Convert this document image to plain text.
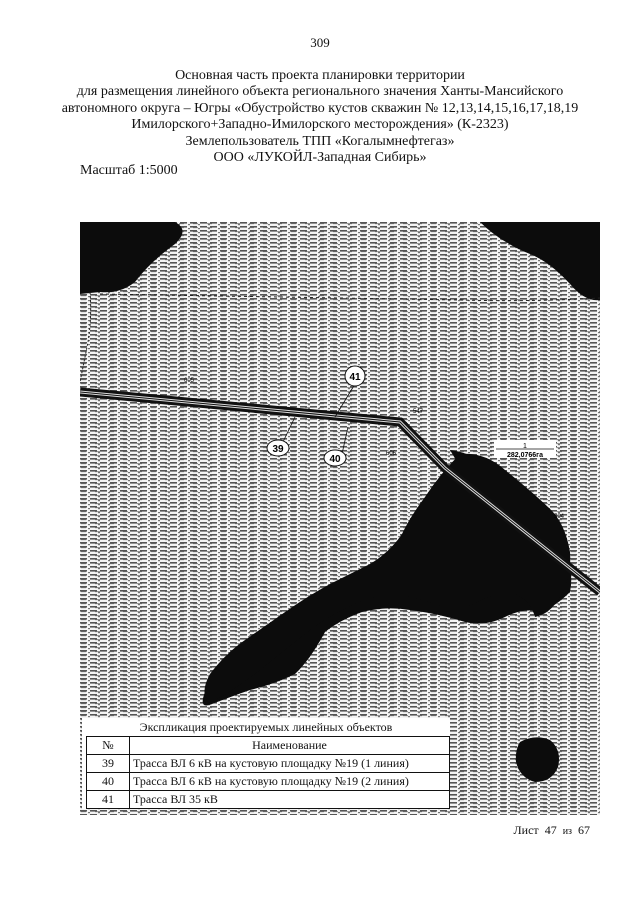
309
Основная часть проекта планировки территории
для размещения линейного объекта регионального значения Ханты-Мансийского
автономного округа – Югры «Обустройство кустов скважин № 12,13,14,15,16,17,18,19
Имилорского+Западно-Имилорского месторождения» (К-2323)
Землепользователь ТПП «Когалымнефтегаз»
ООО «ЛУКОЙЛ-Западная Сибирь»
Масштаб 1:5000
41
39
40
605
547
606
504
1
282,0766га
Экспликация проектируемых линейных объектов
№	Наименование
39	Трасса ВЛ 6 кВ на кустовую площадку №19 (1 линия)
40	Трасса ВЛ 6 кВ на кустовую площадку №19 (2 линия)
41	Трасса ВЛ 35 кВ
Лист 47 из 67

---------------

State how many lines include the string "линия". Give no other information.

- Expected answer -
2